*Task directions*. Locate each line of the material that contains "name", then return it.
= = = = =
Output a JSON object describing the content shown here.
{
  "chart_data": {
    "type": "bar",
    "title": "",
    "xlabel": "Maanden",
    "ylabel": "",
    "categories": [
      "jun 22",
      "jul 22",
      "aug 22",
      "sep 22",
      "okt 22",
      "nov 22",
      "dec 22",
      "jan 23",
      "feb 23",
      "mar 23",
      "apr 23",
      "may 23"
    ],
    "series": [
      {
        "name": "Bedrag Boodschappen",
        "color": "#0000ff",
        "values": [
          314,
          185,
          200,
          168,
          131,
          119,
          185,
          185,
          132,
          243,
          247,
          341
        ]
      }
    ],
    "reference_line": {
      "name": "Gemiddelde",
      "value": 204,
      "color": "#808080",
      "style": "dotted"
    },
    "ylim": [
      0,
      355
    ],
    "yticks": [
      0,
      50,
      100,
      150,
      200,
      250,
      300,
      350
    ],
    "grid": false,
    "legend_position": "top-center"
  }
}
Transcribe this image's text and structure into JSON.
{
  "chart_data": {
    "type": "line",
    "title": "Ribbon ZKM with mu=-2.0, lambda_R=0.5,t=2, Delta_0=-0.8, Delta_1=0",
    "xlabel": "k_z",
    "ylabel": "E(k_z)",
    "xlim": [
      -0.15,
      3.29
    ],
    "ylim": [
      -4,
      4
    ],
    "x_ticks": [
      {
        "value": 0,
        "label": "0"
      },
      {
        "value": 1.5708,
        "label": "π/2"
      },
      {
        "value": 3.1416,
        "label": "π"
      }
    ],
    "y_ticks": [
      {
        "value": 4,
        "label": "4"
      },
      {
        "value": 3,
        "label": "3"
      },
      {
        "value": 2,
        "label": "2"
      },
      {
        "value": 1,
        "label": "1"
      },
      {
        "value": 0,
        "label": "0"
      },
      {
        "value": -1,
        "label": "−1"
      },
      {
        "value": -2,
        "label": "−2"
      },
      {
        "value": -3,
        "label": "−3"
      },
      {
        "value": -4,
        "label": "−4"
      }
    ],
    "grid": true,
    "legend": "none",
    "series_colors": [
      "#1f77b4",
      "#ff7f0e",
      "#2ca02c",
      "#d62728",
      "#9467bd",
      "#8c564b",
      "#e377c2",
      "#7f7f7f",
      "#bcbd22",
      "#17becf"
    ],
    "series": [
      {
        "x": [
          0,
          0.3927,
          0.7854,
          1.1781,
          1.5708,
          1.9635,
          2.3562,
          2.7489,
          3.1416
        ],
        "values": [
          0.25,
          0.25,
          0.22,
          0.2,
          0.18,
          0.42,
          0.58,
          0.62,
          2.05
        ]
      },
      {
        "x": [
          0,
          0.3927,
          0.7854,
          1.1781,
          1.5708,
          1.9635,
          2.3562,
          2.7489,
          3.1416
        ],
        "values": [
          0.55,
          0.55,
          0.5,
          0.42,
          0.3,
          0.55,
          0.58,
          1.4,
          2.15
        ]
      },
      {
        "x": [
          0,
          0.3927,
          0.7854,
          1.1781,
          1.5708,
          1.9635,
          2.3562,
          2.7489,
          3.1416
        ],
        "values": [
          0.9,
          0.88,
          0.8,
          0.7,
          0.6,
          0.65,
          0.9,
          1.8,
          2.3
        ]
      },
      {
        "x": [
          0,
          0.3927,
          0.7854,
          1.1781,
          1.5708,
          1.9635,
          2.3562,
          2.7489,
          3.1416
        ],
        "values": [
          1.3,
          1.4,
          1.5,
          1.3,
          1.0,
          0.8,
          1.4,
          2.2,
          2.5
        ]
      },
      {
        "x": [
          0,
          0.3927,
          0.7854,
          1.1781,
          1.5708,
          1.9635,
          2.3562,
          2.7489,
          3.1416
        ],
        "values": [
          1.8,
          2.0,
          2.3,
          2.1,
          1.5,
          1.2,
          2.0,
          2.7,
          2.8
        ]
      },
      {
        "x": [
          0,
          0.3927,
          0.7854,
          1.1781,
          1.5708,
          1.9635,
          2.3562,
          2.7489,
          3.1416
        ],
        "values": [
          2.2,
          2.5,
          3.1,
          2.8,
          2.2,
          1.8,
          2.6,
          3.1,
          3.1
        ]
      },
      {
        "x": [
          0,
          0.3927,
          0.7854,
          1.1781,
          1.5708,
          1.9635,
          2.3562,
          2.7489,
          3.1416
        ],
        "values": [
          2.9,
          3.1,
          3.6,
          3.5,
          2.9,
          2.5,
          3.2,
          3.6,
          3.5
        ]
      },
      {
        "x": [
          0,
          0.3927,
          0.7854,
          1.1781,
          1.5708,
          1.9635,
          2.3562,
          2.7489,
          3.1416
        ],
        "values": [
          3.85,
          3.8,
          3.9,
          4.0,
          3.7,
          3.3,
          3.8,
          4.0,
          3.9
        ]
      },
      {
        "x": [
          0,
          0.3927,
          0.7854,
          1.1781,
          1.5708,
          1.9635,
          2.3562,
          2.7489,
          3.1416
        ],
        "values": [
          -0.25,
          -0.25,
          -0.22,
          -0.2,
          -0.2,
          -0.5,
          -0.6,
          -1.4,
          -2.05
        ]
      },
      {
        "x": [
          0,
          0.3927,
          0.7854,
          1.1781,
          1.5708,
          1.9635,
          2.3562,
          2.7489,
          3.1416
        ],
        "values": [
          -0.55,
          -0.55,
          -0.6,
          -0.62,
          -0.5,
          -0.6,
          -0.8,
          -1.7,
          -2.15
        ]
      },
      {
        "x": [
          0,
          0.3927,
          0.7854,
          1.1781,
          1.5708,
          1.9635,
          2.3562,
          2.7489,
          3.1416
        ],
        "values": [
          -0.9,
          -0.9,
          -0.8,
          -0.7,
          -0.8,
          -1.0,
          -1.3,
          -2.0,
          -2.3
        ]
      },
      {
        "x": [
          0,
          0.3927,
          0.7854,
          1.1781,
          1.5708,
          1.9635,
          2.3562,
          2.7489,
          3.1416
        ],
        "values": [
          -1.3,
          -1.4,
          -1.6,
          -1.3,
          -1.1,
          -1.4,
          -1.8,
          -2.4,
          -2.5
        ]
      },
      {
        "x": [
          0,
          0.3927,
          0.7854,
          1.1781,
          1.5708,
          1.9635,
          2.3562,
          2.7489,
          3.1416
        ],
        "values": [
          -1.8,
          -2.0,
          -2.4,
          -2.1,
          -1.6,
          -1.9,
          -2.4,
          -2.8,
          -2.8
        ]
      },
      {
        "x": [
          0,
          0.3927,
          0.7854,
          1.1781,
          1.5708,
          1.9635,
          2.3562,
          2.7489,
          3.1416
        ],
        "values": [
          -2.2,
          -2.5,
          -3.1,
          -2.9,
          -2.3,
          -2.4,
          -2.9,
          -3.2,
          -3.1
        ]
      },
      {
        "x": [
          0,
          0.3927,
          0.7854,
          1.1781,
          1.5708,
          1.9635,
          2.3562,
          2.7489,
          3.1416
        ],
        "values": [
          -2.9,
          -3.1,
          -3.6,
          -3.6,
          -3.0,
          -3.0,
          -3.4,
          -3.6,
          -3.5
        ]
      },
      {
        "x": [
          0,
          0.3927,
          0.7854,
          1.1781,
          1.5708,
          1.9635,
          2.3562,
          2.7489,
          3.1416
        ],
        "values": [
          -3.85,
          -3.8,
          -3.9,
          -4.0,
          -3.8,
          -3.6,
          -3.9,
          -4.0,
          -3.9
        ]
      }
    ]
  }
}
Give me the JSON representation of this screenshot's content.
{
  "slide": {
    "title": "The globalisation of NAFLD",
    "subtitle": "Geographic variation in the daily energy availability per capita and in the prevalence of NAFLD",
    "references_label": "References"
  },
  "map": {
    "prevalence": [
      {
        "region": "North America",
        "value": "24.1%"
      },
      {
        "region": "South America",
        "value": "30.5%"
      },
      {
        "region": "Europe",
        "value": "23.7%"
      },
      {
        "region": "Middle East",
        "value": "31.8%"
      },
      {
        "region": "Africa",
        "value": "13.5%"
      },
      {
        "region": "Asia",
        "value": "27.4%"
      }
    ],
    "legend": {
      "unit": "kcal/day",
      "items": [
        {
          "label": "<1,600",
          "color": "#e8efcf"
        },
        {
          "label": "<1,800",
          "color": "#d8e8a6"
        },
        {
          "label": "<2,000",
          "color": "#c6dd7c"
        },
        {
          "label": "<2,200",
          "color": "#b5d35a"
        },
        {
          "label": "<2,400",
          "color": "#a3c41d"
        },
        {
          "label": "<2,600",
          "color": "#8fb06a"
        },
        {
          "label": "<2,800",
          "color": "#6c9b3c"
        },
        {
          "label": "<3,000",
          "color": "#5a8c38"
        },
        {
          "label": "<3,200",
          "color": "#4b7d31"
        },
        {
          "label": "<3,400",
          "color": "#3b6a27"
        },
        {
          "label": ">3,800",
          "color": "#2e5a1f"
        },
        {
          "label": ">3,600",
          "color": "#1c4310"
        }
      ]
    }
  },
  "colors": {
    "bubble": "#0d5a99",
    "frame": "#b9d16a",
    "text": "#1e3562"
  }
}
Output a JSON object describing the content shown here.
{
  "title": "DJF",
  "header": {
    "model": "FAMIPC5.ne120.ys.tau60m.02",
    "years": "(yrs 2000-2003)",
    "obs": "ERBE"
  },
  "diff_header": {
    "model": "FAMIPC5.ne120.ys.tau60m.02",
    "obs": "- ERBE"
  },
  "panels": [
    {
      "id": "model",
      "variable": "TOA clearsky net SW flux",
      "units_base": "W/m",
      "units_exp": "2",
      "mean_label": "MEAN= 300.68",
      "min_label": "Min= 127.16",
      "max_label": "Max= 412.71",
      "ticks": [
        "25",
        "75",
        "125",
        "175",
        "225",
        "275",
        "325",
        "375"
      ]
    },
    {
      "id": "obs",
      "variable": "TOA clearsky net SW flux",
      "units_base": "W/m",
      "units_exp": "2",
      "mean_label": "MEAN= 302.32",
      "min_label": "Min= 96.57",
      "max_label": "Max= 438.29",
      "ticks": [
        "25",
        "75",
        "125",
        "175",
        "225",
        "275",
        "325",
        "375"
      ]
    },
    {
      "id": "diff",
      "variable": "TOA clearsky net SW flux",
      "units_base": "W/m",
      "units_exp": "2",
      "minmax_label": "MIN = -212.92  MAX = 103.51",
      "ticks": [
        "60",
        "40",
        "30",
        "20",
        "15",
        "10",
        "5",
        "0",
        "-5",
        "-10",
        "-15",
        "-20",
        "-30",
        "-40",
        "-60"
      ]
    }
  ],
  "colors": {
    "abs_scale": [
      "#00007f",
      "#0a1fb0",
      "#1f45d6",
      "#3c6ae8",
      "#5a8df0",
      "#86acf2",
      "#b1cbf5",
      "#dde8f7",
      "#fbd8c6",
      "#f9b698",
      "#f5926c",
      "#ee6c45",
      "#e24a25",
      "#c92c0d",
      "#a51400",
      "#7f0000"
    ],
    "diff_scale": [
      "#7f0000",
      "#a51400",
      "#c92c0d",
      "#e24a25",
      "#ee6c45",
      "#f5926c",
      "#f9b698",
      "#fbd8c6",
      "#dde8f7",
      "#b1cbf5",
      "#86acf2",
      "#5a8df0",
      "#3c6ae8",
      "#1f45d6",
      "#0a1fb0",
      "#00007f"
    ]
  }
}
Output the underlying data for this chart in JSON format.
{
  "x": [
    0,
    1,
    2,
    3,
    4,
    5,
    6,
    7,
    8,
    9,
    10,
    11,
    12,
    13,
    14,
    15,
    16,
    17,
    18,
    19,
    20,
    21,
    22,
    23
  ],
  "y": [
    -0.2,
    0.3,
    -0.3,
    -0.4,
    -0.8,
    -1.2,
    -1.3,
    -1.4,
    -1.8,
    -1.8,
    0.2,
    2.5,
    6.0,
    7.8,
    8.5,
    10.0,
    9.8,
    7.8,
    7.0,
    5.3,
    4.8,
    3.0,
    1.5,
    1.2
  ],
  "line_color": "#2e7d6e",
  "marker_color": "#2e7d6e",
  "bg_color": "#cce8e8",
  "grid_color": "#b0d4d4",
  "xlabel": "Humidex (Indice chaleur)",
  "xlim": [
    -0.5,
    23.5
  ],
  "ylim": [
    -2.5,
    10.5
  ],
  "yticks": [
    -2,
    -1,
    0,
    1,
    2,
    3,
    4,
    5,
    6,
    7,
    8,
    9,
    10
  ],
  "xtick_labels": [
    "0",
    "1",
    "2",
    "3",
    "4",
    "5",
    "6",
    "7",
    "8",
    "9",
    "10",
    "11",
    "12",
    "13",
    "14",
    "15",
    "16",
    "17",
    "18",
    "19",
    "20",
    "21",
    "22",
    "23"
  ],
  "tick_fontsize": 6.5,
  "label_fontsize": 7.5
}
= = = = =
*Result for this exercise*.
        "name": "Bedrag Boodschappen",
      "name": "Gemiddelde",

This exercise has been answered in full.